**DIRECTIONS FOR THIS TASK:** Reproduce the following material exactly, including every line.

BEGIN

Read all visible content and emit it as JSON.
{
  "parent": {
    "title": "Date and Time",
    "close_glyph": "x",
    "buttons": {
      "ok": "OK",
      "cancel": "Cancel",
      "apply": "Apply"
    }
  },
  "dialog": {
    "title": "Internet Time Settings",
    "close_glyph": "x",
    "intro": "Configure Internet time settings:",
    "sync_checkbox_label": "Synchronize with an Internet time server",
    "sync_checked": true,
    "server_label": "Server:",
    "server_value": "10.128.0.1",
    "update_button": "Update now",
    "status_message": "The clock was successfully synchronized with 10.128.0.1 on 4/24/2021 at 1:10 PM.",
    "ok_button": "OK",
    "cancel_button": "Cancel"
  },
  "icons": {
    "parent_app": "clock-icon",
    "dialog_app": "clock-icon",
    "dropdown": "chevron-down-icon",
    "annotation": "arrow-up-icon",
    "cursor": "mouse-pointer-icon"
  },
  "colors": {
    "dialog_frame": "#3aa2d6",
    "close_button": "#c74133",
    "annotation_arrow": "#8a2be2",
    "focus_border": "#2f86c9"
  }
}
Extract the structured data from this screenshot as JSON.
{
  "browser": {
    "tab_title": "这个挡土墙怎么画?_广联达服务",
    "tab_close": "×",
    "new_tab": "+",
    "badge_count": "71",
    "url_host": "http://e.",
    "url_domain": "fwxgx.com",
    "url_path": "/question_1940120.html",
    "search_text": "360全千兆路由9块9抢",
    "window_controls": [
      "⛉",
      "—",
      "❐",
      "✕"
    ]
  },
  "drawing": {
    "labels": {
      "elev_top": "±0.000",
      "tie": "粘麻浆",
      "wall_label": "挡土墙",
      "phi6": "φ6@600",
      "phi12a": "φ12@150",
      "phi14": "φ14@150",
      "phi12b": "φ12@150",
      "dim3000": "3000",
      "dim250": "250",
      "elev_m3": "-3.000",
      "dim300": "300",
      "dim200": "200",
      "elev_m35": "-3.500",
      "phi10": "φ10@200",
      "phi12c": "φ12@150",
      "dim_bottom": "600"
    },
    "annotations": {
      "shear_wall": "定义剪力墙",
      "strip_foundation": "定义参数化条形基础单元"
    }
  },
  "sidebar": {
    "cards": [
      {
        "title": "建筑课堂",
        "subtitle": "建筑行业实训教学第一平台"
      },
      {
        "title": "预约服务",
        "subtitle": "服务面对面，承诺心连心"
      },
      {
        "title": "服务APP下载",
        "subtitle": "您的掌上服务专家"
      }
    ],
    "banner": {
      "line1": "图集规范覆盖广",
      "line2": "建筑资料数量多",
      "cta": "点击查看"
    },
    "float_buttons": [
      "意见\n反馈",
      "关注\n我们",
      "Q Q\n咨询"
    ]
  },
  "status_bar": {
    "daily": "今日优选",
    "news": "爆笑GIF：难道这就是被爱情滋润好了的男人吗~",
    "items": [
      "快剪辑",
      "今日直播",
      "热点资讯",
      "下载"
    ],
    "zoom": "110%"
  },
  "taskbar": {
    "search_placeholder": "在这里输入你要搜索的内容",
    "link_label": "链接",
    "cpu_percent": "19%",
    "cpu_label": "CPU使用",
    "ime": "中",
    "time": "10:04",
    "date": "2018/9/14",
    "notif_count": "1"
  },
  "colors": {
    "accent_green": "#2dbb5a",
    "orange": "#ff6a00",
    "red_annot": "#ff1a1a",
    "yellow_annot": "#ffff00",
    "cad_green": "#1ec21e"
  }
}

END

**RESULT OF THIS EXERCISE:**
Read all visible content and emit it as JSON.
{
  "parent": {
    "title": "Date and Time",
    "close_glyph": "x",
    "buttons": {
      "ok": "OK",
      "cancel": "Cancel",
      "apply": "Apply"
    }
  },
  "dialog": {
    "title": "Internet Time Settings",
    "close_glyph": "x",
    "intro": "Configure Internet time settings:",
    "sync_checkbox_label": "Synchronize with an Internet time server",
    "sync_checked": true,
    "server_label": "Server:",
    "server_value": "10.128.0.1",
    "update_button": "Update now",
    "status_message": "The clock was successfully synchronized with 10.128.0.1 on 4/24/2021 at 1:10 PM.",
    "ok_button": "OK",
    "cancel_button": "Cancel"
  },
  "icons": {
    "parent_app": "clock-icon",
    "dialog_app": "clock-icon",
    "dropdown": "chevron-down-icon",
    "annotation": "arrow-up-icon",
    "cursor": "mouse-pointer-icon"
  },
  "colors": {
    "dialog_frame": "#3aa2d6",
    "close_button": "#c74133",
    "annotation_arrow": "#8a2be2",
    "focus_border": "#2f86c9"
  }
}
Extract the structured data from this screenshot as JSON.
{
  "browser": {
    "tab_title": "这个挡土墙怎么画?_广联达服务",
    "tab_close": "×",
    "new_tab": "+",
    "badge_count": "71",
    "url_host": "http://e.",
    "url_domain": "fwxgx.com",
    "url_path": "/question_1940120.html",
    "search_text": "360全千兆路由9块9抢",
    "window_controls": [
      "⛉",
      "—",
      "❐",
      "✕"
    ]
  },
  "drawing": {
    "labels": {
      "elev_top": "±0.000",
      "tie": "粘麻浆",
      "wall_label": "挡土墙",
      "phi6": "φ6@600",
      "phi12a": "φ12@150",
      "phi14": "φ14@150",
      "phi12b": "φ12@150",
      "dim3000": "3000",
      "dim250": "250",
      "elev_m3": "-3.000",
      "dim300": "300",
      "dim200": "200",
      "elev_m35": "-3.500",
      "phi10": "φ10@200",
      "phi12c": "φ12@150",
      "dim_bottom": "600"
    },
    "annotations": {
      "shear_wall": "定义剪力墙",
      "strip_foundation": "定义参数化条形基础单元"
    }
  },
  "sidebar": {
    "cards": [
      {
        "title": "建筑课堂",
        "subtitle": "建筑行业实训教学第一平台"
      },
      {
        "title": "预约服务",
        "subtitle": "服务面对面，承诺心连心"
      },
      {
        "title": "服务APP下载",
        "subtitle": "您的掌上服务专家"
      }
    ],
    "banner": {
      "line1": "图集规范覆盖广",
      "line2": "建筑资料数量多",
      "cta": "点击查看"
    },
    "float_buttons": [
      "意见\n反馈",
      "关注\n我们",
      "Q Q\n咨询"
    ]
  },
  "status_bar": {
    "daily": "今日优选",
    "news": "爆笑GIF：难道这就是被爱情滋润好了的男人吗~",
    "items": [
      "快剪辑",
      "今日直播",
      "热点资讯",
      "下载"
    ],
    "zoom": "110%"
  },
  "taskbar": {
    "search_placeholder": "在这里输入你要搜索的内容",
    "link_label": "链接",
    "cpu_percent": "19%",
    "cpu_label": "CPU使用",
    "ime": "中",
    "time": "10:04",
    "date": "2018/9/14",
    "notif_count": "1"
  },
  "colors": {
    "accent_green": "#2dbb5a",
    "orange": "#ff6a00",
    "red_annot": "#ff1a1a",
    "yellow_annot": "#ffff00",
    "cad_green": "#1ec21e"
  }
}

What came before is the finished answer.